### EXERCISE DIRECTIONS
Transcribe all of the material below word for word and leave out its pictures.

%%

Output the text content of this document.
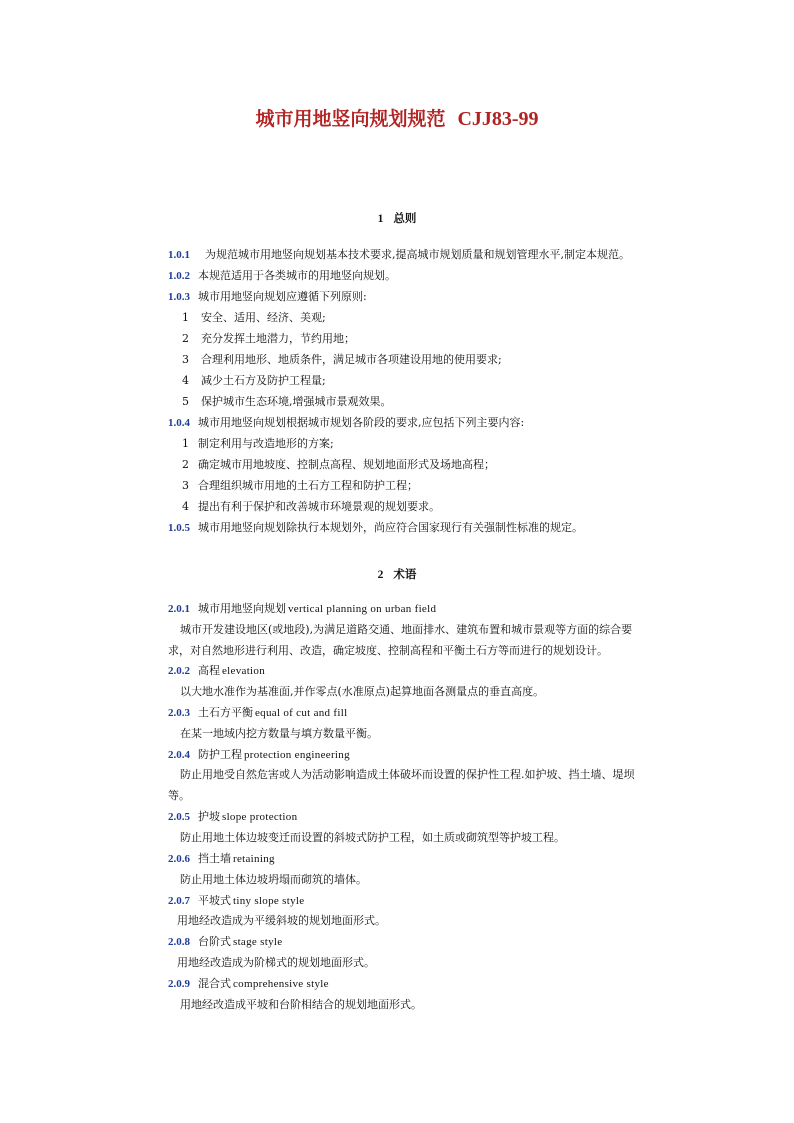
城市用地竖向规划规范 CJJ83-99
1 总则
1.0.1 为规范城市用地竖向规划基本技术要求,提高城市规划质量和规划管理水平,制定本规范。
1.0.2 本规范适用于各类城市的用地竖向规划。
1.0.3 城市用地竖向规划应遵循下列原则:
1 安全、适用、经济、美观;
2 充分发挥土地潜力，节约用地；
3 合理利用地形、地质条件，满足城市各项建设用地的使用要求;
4 减少土石方及防护工程量;
5 保护城市生态环境,增强城市景观效果。
1.0.4 城市用地竖向规划根据城市规划各阶段的要求,应包括下列主要内容:
1 制定利用与改造地形的方案;
2 确定城市用地坡度、控制点高程、规划地面形式及场地高程；
3 合理组织城市用地的土石方工程和防护工程；
4 提出有利于保护和改善城市环境景观的规划要求。
1.0.5 城市用地竖向规划除执行本规划外，尚应符合国家现行有关强制性标准的规定。
2 术语
2.0.1 城市用地竖向规划 vertical planning on urban field
城市开发建设地区(或地段),为满足道路交通、地面排水、建筑布置和城市景观等方面的综合要
求，对自然地形进行利用、改造，确定坡度、控制高程和平衡土石方等而进行的规划设计。
2.0.2 高程 elevation
以大地水准作为基准面,并作零点(水准原点)起算地面各测量点的垂直高度。
2.0.3 土石方平衡 equal of cut and fill
在某一地域内挖方数量与填方数量平衡。
2.0.4 防护工程 protection engineering
防止用地受自然危害或人为活动影响造成土体破坏而设置的保护性工程.如护坡、挡土墙、堤坝
等。
2.0.5 护坡 slope protection
防止用地土体边坡变迁而设置的斜坡式防护工程，如土质或砌筑型等护坡工程。
2.0.6 挡土墙 retaining
防止用地土体边坡坍塌而砌筑的墙体。
2.0.7 平坡式 tiny slope style
用地经改造成为平缓斜坡的规划地面形式。
2.0.8 台阶式 stage style
用地经改造成为阶梯式的规划地面形式。
2.0.9 混合式 comprehensive style
用地经改造成平坡和台阶相结合的规划地面形式。
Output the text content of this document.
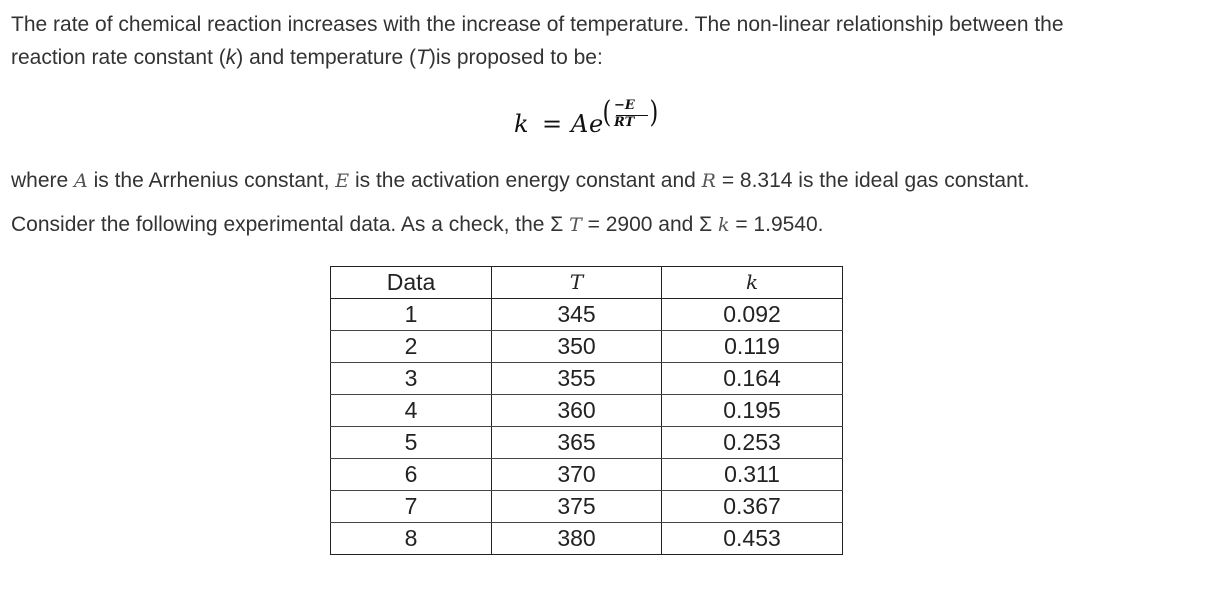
The rate of chemical reaction increases with the increase of temperature. The non-linear relationship between the
reaction rate constant (k) and temperature (T)is proposed to be:
k = A e ( −E
RT )
where A is the Arrhenius constant, E is the activation energy constant and R = 8.314 is the ideal gas constant.
Consider the following experimental data. As a check, the Σ T = 2900 and Σ k = 1.9540.
Data	T	k
1	345	0.092
2	350	0.119
3	355	0.164
4	360	0.195
5	365	0.253
6	370	0.311
7	375	0.367
8	380	0.453
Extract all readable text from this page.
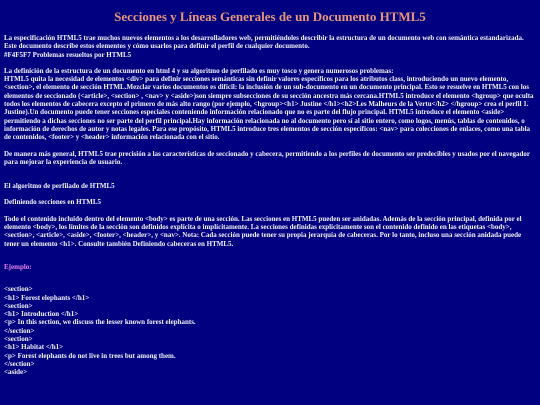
Secciones y Líneas Generales de un Documento HTML5

La especificación HTML5 trae muchos nuevos elementos a los desarrolladores web, permitiéndoles describir la estructura de un documento web con semántica estandarizada. Este documento describe estos elementos y cómo usarlos para definir el perfil de cualquier documento.

#F4F5F7 Problemas resueltos por HTML5

La definición de la estructura de un documento en html 4 y su algoritmo de perfilado es muy tosco y genera numerosos problemas:

HTML5 quita la necesidad de elementos <div> para definir secciones semánticas sin definir valores específicos para los atributos class, introduciendo un nuevo elemento, <section>, el elemento de sección HTML.Mezclar varios documentos es difícil: la inclusión de un sub-documento en un documento principal. Esto se resuelve en HTML5 con los elementos de seccionado (<article>, <section> , <nav> y <aside>)son siempre subsecciones de su sección ancestra más cercana.HTML5 introduce el elemento <hgroup> que oculta todos los elementos de cabecera excepto el primero de más alto rango (por ejemplo, <hgroup><h1> Justine </h1><h2>Les Malheurs de la Vertu</h2> </hgroup> crea el perfil 1. Justine).Un documento puede tener secciones especiales conteniendo información relacionado que no es parte del flujo principal. HTML5 introduce el elemento <aside> permitiendo a dichas secciones no ser parte del perfil principal.Hay información relacionada no al documento pero sí al sitio entero, como logos, menús, tablas de contenidos, o información de derechos de autor y notas legales. Para ese propósito, HTML5 introduce tres elementos de sección específicos: <nav> para colecciones de enlaces, como una tabla de contenidos, <footer> y <header> información relacionada con el sitio.

De manera más general, HTML5 trae precisión a las características de seccionado y cabecera, permitiendo a los perfiles de documento ser predecibles y usados por el navegador para mejorar la experiencia de usuario.

El algoritmo de perfilado de HTML5

Definiendo secciones en HTML5

Todo el contenido incluido dentro del elemento <body> es parte de una sección. Las secciones en HTML5 pueden ser anidadas. Además de la sección principal, definida por el elemento <body>, los límites de la sección son definidos explícita o implícitamente. La secciones definidas explícitamente son el contenido definido en las etiquetas <body>, <section>, <article>, <aside>, <footer>, <header>, y <nav>. Nota: Cada sección puede tener su propia jerarquía de cabeceras. Por lo tanto, incluso una sección anidada puede tener un elemento <h1>. Consulte también Definiendo cabeceras en HTML5.

Ejemplo:

<section>

<h1> Forest elephants </h1>

<section>

<h1> Introduction </h1>

<p> In this section, we discuss the lesser known forest elephants.

</section>

<section>

<h1> Habitat </h1>

<p> Forest elephants do not live in trees but among them.

</section>

<aside>
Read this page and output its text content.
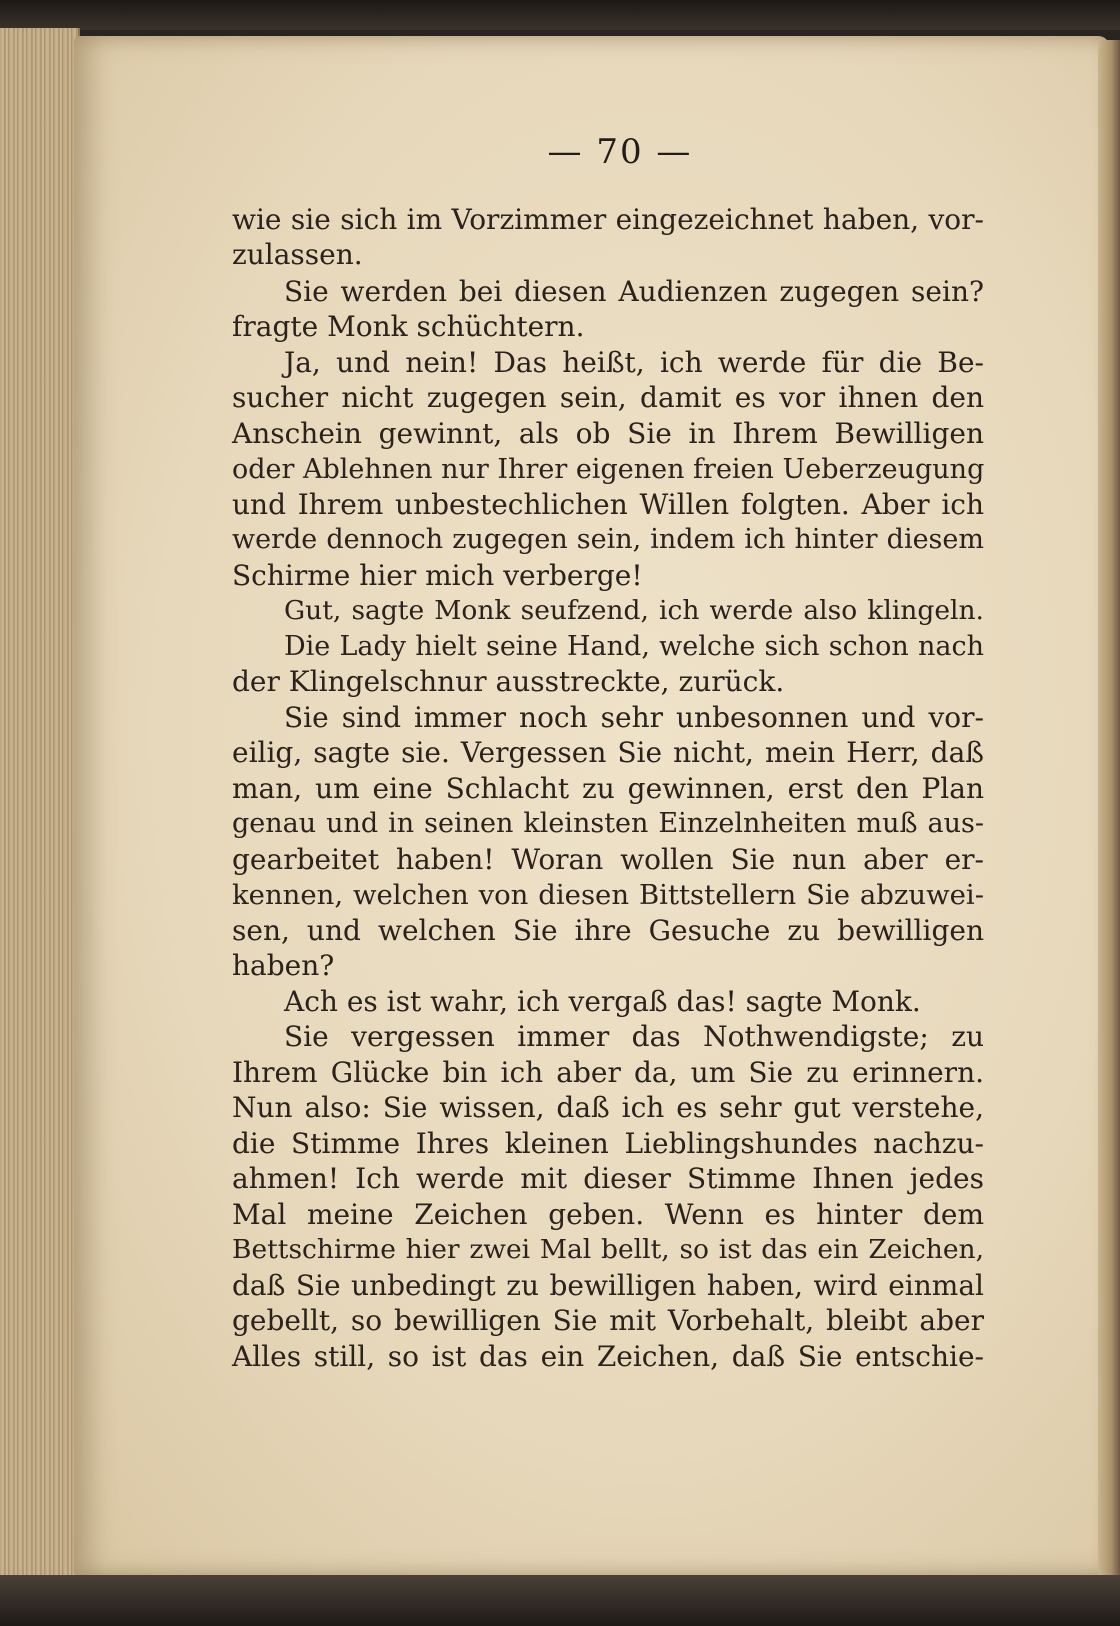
— 70 —
wie sie sich im Vorzimmer eingezeichnet haben, vor-
zulassen.
Sie werden bei diesen Audienzen zugegen sein?
fragte Monk schüchtern.
Ja, und nein! Das heißt, ich werde für die Be-
sucher nicht zugegen sein, damit es vor ihnen den
Anschein gewinnt, als ob Sie in Ihrem Bewilligen
oder Ablehnen nur Ihrer eigenen freien Ueberzeugung
und Ihrem unbestechlichen Willen folgten. Aber ich
werde dennoch zugegen sein, indem ich hinter diesem
Schirme hier mich verberge!
Gut, sagte Monk seufzend, ich werde also klingeln.
Die Lady hielt seine Hand, welche sich schon nach
der Klingelschnur ausstreckte, zurück.
Sie sind immer noch sehr unbesonnen und vor-
eilig, sagte sie. Vergessen Sie nicht, mein Herr, daß
man, um eine Schlacht zu gewinnen, erst den Plan
genau und in seinen kleinsten Einzelnheiten muß aus-
gearbeitet haben! Woran wollen Sie nun aber er-
kennen, welchen von diesen Bittstellern Sie abzuwei-
sen, und welchen Sie ihre Gesuche zu bewilligen
haben?
Ach es ist wahr, ich vergaß das! sagte Monk.
Sie vergessen immer das Nothwendigste; zu
Ihrem Glücke bin ich aber da, um Sie zu erinnern.
Nun also: Sie wissen, daß ich es sehr gut verstehe,
die Stimme Ihres kleinen Lieblingshundes nachzu-
ahmen! Ich werde mit dieser Stimme Ihnen jedes
Mal meine Zeichen geben. Wenn es hinter dem
Bettschirme hier zwei Mal bellt, so ist das ein Zeichen,
daß Sie unbedingt zu bewilligen haben, wird einmal
gebellt, so bewilligen Sie mit Vorbehalt, bleibt aber
Alles still, so ist das ein Zeichen, daß Sie entschie-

%%

### THE ANSWER
Output the text content of this document.
城市用地竖向规划规范 CJJ83-99
1 总则
1.0.1 为规范城市用地竖向规划基本技术要求,提高城市规划质量和规划管理水平,制定本规范。
1.0.2 本规范适用于各类城市的用地竖向规划。
1.0.3 城市用地竖向规划应遵循下列原则:
1 安全、适用、经济、美观;
2 充分发挥土地潜力，节约用地；
3 合理利用地形、地质条件，满足城市各项建设用地的使用要求;
4 减少土石方及防护工程量;
5 保护城市生态环境,增强城市景观效果。
1.0.4 城市用地竖向规划根据城市规划各阶段的要求,应包括下列主要内容:
1 制定利用与改造地形的方案;
2 确定城市用地坡度、控制点高程、规划地面形式及场地高程；
3 合理组织城市用地的土石方工程和防护工程；
4 提出有利于保护和改善城市环境景观的规划要求。
1.0.5 城市用地竖向规划除执行本规划外，尚应符合国家现行有关强制性标准的规定。
2 术语
2.0.1 城市用地竖向规划 vertical planning on urban field
城市开发建设地区(或地段),为满足道路交通、地面排水、建筑布置和城市景观等方面的综合要
求，对自然地形进行利用、改造，确定坡度、控制高程和平衡土石方等而进行的规划设计。
2.0.2 高程 elevation
以大地水准作为基准面,并作零点(水准原点)起算地面各测量点的垂直高度。
2.0.3 土石方平衡 equal of cut and fill
在某一地域内挖方数量与填方数量平衡。
2.0.4 防护工程 protection engineering
防止用地受自然危害或人为活动影响造成土体破坏而设置的保护性工程.如护坡、挡土墙、堤坝
等。
2.0.5 护坡 slope protection
防止用地土体边坡变迁而设置的斜坡式防护工程，如土质或砌筑型等护坡工程。
2.0.6 挡土墙 retaining
防止用地土体边坡坍塌而砌筑的墙体。
2.0.7 平坡式 tiny slope style
用地经改造成为平缓斜坡的规划地面形式。
2.0.8 台阶式 stage style
用地经改造成为阶梯式的规划地面形式。
2.0.9 混合式 comprehensive style
用地经改造成平坡和台阶相结合的规划地面形式。
Output the text content of this document.
The rate of chemical reaction increases with the increase of temperature. The non-linear relationship between the
reaction rate constant (k) and temperature (T)is proposed to be:
k = A e ( −E
RT )
where A is the Arrhenius constant, E is the activation energy constant and R = 8.314 is the ideal gas constant.
Consider the following experimental data. As a check, the Σ T = 2900 and Σ k = 1.9540.
Data	T	k
1	345	0.092
2	350	0.119
3	355	0.164
4	360	0.195
5	365	0.253
6	370	0.311
7	375	0.367
8	380	0.453
Extract all readable text from this page.
Secciones y Líneas Generales de un Documento HTML5

La especificación HTML5 trae muchos nuevos elementos a los desarrolladores web, permitiéndoles describir la estructura de un documento web con semántica estandarizada. Este documento describe estos elementos y cómo usarlos para definir el perfil de cualquier documento.

#F4F5F7 Problemas resueltos por HTML5

La definición de la estructura de un documento en html 4 y su algoritmo de perfilado es muy tosco y genera numerosos problemas:

HTML5 quita la necesidad de elementos <div> para definir secciones semánticas sin definir valores específicos para los atributos class, introduciendo un nuevo elemento, <section>, el elemento de sección HTML.Mezclar varios documentos es difícil: la inclusión de un sub-documento en un documento principal. Esto se resuelve en HTML5 con los elementos de seccionado (<article>, <section> , <nav> y <aside>)son siempre subsecciones de su sección ancestra más cercana.HTML5 introduce el elemento <hgroup> que oculta todos los elementos de cabecera excepto el primero de más alto rango (por ejemplo, <hgroup><h1> Justine </h1><h2>Les Malheurs de la Vertu</h2> </hgroup> crea el perfil 1. Justine).Un documento puede tener secciones especiales conteniendo información relacionado que no es parte del flujo principal. HTML5 introduce el elemento <aside> permitiendo a dichas secciones no ser parte del perfil principal.Hay información relacionada no al documento pero sí al sitio entero, como logos, menús, tablas de contenidos, o información de derechos de autor y notas legales. Para ese propósito, HTML5 introduce tres elementos de sección específicos: <nav> para colecciones de enlaces, como una tabla de contenidos, <footer> y <header> información relacionada con el sitio.

De manera más general, HTML5 trae precisión a las características de seccionado y cabecera, permitiendo a los perfiles de documento ser predecibles y usados por el navegador para mejorar la experiencia de usuario.

El algoritmo de perfilado de HTML5

Definiendo secciones en HTML5

Todo el contenido incluido dentro del elemento <body> es parte de una sección. Las secciones en HTML5 pueden ser anidadas. Además de la sección principal, definida por el elemento <body>, los límites de la sección son definidos explícita o implícitamente. La secciones definidas explícitamente son el contenido definido en las etiquetas <body>, <section>, <article>, <aside>, <footer>, <header>, y <nav>. Nota: Cada sección puede tener su propia jerarquía de cabeceras. Por lo tanto, incluso una sección anidada puede tener un elemento <h1>. Consulte también Definiendo cabeceras en HTML5.

Ejemplo:

<section>

<h1> Forest elephants </h1>

<section>

<h1> Introduction </h1>

<p> In this section, we discuss the lesser known forest elephants.

</section>

<section>

<h1> Habitat </h1>

<p> Forest elephants do not live in trees but among them.

</section>

<aside>
Read this page and output its text content.
— 70 —
wie sie sich im Vorzimmer eingezeichnet haben, vor-
zulassen.
Sie werden bei diesen Audienzen zugegen sein?
fragte Monk schüchtern.
Ja, und nein! Das heißt, ich werde für die Be-
sucher nicht zugegen sein, damit es vor ihnen den
Anschein gewinnt, als ob Sie in Ihrem Bewilligen
oder Ablehnen nur Ihrer eigenen freien Ueberzeugung
und Ihrem unbestechlichen Willen folgten. Aber ich
werde dennoch zugegen sein, indem ich hinter diesem
Schirme hier mich verberge!
Gut, sagte Monk seufzend, ich werde also klingeln.
Die Lady hielt seine Hand, welche sich schon nach
der Klingelschnur ausstreckte, zurück.
Sie sind immer noch sehr unbesonnen und vor-
eilig, sagte sie. Vergessen Sie nicht, mein Herr, daß
man, um eine Schlacht zu gewinnen, erst den Plan
genau und in seinen kleinsten Einzelnheiten muß aus-
gearbeitet haben! Woran wollen Sie nun aber er-
kennen, welchen von diesen Bittstellern Sie abzuwei-
sen, und welchen Sie ihre Gesuche zu bewilligen
haben?
Ach es ist wahr, ich vergaß das! sagte Monk.
Sie vergessen immer das Nothwendigste; zu
Ihrem Glücke bin ich aber da, um Sie zu erinnern.
Nun also: Sie wissen, daß ich es sehr gut verstehe,
die Stimme Ihres kleinen Lieblingshundes nachzu-
ahmen! Ich werde mit dieser Stimme Ihnen jedes
Mal meine Zeichen geben. Wenn es hinter dem
Bettschirme hier zwei Mal bellt, so ist das ein Zeichen,
daß Sie unbedingt zu bewilligen haben, wird einmal
gebellt, so bewilligen Sie mit Vorbehalt, bleibt aber
Alles still, so ist das ein Zeichen, daß Sie entschie-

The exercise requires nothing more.